Would you quote the material below in full and unchanged?

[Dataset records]
*****
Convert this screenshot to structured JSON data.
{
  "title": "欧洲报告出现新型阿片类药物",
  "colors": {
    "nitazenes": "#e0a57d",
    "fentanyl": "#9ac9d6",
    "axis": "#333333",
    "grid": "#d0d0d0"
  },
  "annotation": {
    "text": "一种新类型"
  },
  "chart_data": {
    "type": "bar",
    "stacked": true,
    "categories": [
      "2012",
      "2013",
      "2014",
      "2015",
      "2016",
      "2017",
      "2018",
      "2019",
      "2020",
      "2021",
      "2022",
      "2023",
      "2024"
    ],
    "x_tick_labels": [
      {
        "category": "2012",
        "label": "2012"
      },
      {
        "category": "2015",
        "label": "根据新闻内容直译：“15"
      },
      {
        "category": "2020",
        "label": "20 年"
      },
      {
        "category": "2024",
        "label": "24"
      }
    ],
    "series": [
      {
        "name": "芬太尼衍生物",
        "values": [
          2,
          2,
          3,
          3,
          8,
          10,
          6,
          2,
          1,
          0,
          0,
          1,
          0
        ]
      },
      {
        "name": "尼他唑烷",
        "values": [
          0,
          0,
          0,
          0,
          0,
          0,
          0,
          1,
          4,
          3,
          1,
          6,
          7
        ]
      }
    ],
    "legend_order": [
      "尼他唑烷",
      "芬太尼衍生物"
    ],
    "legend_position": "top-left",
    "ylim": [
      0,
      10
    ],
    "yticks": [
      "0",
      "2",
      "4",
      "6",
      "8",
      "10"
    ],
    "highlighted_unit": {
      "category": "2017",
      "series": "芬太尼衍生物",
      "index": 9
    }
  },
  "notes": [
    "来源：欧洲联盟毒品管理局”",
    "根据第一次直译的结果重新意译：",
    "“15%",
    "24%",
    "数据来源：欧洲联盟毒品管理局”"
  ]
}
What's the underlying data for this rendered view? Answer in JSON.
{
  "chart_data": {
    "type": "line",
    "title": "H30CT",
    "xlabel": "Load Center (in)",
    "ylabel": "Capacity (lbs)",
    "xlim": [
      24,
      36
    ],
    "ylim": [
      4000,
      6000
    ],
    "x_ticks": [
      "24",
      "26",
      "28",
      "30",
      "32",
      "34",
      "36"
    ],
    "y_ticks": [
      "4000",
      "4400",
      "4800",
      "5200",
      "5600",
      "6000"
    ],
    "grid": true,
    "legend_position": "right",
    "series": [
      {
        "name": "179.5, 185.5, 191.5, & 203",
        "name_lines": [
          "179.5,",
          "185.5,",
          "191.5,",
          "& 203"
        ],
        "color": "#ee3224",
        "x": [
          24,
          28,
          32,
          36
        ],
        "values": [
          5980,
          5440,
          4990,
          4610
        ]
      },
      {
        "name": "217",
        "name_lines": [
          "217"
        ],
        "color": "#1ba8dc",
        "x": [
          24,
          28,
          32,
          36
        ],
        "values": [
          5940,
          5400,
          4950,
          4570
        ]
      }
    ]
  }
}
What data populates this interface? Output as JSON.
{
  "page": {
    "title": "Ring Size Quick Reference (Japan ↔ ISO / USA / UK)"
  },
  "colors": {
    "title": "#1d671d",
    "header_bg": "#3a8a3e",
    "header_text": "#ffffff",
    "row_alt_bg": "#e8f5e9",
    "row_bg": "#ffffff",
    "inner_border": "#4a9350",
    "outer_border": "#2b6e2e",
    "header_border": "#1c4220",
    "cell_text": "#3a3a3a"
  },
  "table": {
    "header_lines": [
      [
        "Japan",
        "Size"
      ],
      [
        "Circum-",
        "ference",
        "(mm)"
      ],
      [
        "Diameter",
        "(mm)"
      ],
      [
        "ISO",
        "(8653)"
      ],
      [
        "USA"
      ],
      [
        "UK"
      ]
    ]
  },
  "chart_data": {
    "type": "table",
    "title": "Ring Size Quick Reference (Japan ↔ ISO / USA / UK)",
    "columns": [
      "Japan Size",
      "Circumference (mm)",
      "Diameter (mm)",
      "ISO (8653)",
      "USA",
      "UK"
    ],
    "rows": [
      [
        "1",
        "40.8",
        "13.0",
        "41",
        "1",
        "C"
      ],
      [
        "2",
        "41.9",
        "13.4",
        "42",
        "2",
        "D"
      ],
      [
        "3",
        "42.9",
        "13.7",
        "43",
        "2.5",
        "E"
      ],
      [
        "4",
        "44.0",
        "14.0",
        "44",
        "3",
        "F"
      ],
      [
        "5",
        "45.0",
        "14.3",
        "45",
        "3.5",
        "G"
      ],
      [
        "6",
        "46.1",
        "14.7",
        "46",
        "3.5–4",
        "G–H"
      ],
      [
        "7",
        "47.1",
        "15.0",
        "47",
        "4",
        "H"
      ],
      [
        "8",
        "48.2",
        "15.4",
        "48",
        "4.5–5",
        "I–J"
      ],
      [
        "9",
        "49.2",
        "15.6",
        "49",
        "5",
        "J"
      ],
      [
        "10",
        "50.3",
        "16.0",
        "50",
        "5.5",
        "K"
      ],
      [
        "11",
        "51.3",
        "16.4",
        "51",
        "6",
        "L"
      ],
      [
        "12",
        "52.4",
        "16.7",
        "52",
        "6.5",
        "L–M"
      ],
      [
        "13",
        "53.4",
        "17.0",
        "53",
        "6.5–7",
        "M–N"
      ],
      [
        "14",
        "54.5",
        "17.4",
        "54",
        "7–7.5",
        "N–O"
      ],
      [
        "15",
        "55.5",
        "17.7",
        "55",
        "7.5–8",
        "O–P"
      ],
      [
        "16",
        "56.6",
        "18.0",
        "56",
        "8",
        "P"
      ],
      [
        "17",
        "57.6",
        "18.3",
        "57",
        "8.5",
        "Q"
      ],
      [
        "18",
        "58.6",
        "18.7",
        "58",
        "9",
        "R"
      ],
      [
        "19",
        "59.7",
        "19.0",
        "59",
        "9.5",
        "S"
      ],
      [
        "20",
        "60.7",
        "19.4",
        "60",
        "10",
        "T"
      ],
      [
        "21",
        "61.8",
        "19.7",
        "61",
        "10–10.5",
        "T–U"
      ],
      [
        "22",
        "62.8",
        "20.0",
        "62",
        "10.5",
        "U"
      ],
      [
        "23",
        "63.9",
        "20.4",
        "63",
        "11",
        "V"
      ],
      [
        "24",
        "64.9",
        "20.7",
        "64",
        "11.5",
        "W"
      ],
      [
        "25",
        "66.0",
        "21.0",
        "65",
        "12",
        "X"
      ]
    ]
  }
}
*****
* [The answer]
Convert this screenshot to structured JSON data.
{
  "title": "欧洲报告出现新型阿片类药物",
  "colors": {
    "nitazenes": "#e0a57d",
    "fentanyl": "#9ac9d6",
    "axis": "#333333",
    "grid": "#d0d0d0"
  },
  "annotation": {
    "text": "一种新类型"
  },
  "chart_data": {
    "type": "bar",
    "stacked": true,
    "categories": [
      "2012",
      "2013",
      "2014",
      "2015",
      "2016",
      "2017",
      "2018",
      "2019",
      "2020",
      "2021",
      "2022",
      "2023",
      "2024"
    ],
    "x_tick_labels": [
      {
        "category": "2012",
        "label": "2012"
      },
      {
        "category": "2015",
        "label": "根据新闻内容直译：“15"
      },
      {
        "category": "2020",
        "label": "20 年"
      },
      {
        "category": "2024",
        "label": "24"
      }
    ],
    "series": [
      {
        "name": "芬太尼衍生物",
        "values": [
          2,
          2,
          3,
          3,
          8,
          10,
          6,
          2,
          1,
          0,
          0,
          1,
          0
        ]
      },
      {
        "name": "尼他唑烷",
        "values": [
          0,
          0,
          0,
          0,
          0,
          0,
          0,
          1,
          4,
          3,
          1,
          6,
          7
        ]
      }
    ],
    "legend_order": [
      "尼他唑烷",
      "芬太尼衍生物"
    ],
    "legend_position": "top-left",
    "ylim": [
      0,
      10
    ],
    "yticks": [
      "0",
      "2",
      "4",
      "6",
      "8",
      "10"
    ],
    "highlighted_unit": {
      "category": "2017",
      "series": "芬太尼衍生物",
      "index": 9
    }
  },
  "notes": [
    "来源：欧洲联盟毒品管理局”",
    "根据第一次直译的结果重新意译：",
    "“15%",
    "24%",
    "数据来源：欧洲联盟毒品管理局”"
  ]
}
What's the underlying data for this rendered view? Answer in JSON.
{
  "chart_data": {
    "type": "line",
    "title": "H30CT",
    "xlabel": "Load Center (in)",
    "ylabel": "Capacity (lbs)",
    "xlim": [
      24,
      36
    ],
    "ylim": [
      4000,
      6000
    ],
    "x_ticks": [
      "24",
      "26",
      "28",
      "30",
      "32",
      "34",
      "36"
    ],
    "y_ticks": [
      "4000",
      "4400",
      "4800",
      "5200",
      "5600",
      "6000"
    ],
    "grid": true,
    "legend_position": "right",
    "series": [
      {
        "name": "179.5, 185.5, 191.5, & 203",
        "name_lines": [
          "179.5,",
          "185.5,",
          "191.5,",
          "& 203"
        ],
        "color": "#ee3224",
        "x": [
          24,
          28,
          32,
          36
        ],
        "values": [
          5980,
          5440,
          4990,
          4610
        ]
      },
      {
        "name": "217",
        "name_lines": [
          "217"
        ],
        "color": "#1ba8dc",
        "x": [
          24,
          28,
          32,
          36
        ],
        "values": [
          5940,
          5400,
          4950,
          4570
        ]
      }
    ]
  }
}
What data populates this interface? Output as JSON.
{
  "page": {
    "title": "Ring Size Quick Reference (Japan ↔ ISO / USA / UK)"
  },
  "colors": {
    "title": "#1d671d",
    "header_bg": "#3a8a3e",
    "header_text": "#ffffff",
    "row_alt_bg": "#e8f5e9",
    "row_bg": "#ffffff",
    "inner_border": "#4a9350",
    "outer_border": "#2b6e2e",
    "header_border": "#1c4220",
    "cell_text": "#3a3a3a"
  },
  "table": {
    "header_lines": [
      [
        "Japan",
        "Size"
      ],
      [
        "Circum-",
        "ference",
        "(mm)"
      ],
      [
        "Diameter",
        "(mm)"
      ],
      [
        "ISO",
        "(8653)"
      ],
      [
        "USA"
      ],
      [
        "UK"
      ]
    ]
  },
  "chart_data": {
    "type": "table",
    "title": "Ring Size Quick Reference (Japan ↔ ISO / USA / UK)",
    "columns": [
      "Japan Size",
      "Circumference (mm)",
      "Diameter (mm)",
      "ISO (8653)",
      "USA",
      "UK"
    ],
    "rows": [
      [
        "1",
        "40.8",
        "13.0",
        "41",
        "1",
        "C"
      ],
      [
        "2",
        "41.9",
        "13.4",
        "42",
        "2",
        "D"
      ],
      [
        "3",
        "42.9",
        "13.7",
        "43",
        "2.5",
        "E"
      ],
      [
        "4",
        "44.0",
        "14.0",
        "44",
        "3",
        "F"
      ],
      [
        "5",
        "45.0",
        "14.3",
        "45",
        "3.5",
        "G"
      ],
      [
        "6",
        "46.1",
        "14.7",
        "46",
        "3.5–4",
        "G–H"
      ],
      [
        "7",
        "47.1",
        "15.0",
        "47",
        "4",
        "H"
      ],
      [
        "8",
        "48.2",
        "15.4",
        "48",
        "4.5–5",
        "I–J"
      ],
      [
        "9",
        "49.2",
        "15.6",
        "49",
        "5",
        "J"
      ],
      [
        "10",
        "50.3",
        "16.0",
        "50",
        "5.5",
        "K"
      ],
      [
        "11",
        "51.3",
        "16.4",
        "51",
        "6",
        "L"
      ],
      [
        "12",
        "52.4",
        "16.7",
        "52",
        "6.5",
        "L–M"
      ],
      [
        "13",
        "53.4",
        "17.0",
        "53",
        "6.5–7",
        "M–N"
      ],
      [
        "14",
        "54.5",
        "17.4",
        "54",
        "7–7.5",
        "N–O"
      ],
      [
        "15",
        "55.5",
        "17.7",
        "55",
        "7.5–8",
        "O–P"
      ],
      [
        "16",
        "56.6",
        "18.0",
        "56",
        "8",
        "P"
      ],
      [
        "17",
        "57.6",
        "18.3",
        "57",
        "8.5",
        "Q"
      ],
      [
        "18",
        "58.6",
        "18.7",
        "58",
        "9",
        "R"
      ],
      [
        "19",
        "59.7",
        "19.0",
        "59",
        "9.5",
        "S"
      ],
      [
        "20",
        "60.7",
        "19.4",
        "60",
        "10",
        "T"
      ],
      [
        "21",
        "61.8",
        "19.7",
        "61",
        "10–10.5",
        "T–U"
      ],
      [
        "22",
        "62.8",
        "20.0",
        "62",
        "10.5",
        "U"
      ],
      [
        "23",
        "63.9",
        "20.4",
        "63",
        "11",
        "V"
      ],
      [
        "24",
        "64.9",
        "20.7",
        "64",
        "11.5",
        "W"
      ],
      [
        "25",
        "66.0",
        "21.0",
        "65",
        "12",
        "X"
      ]
    ]
  }
}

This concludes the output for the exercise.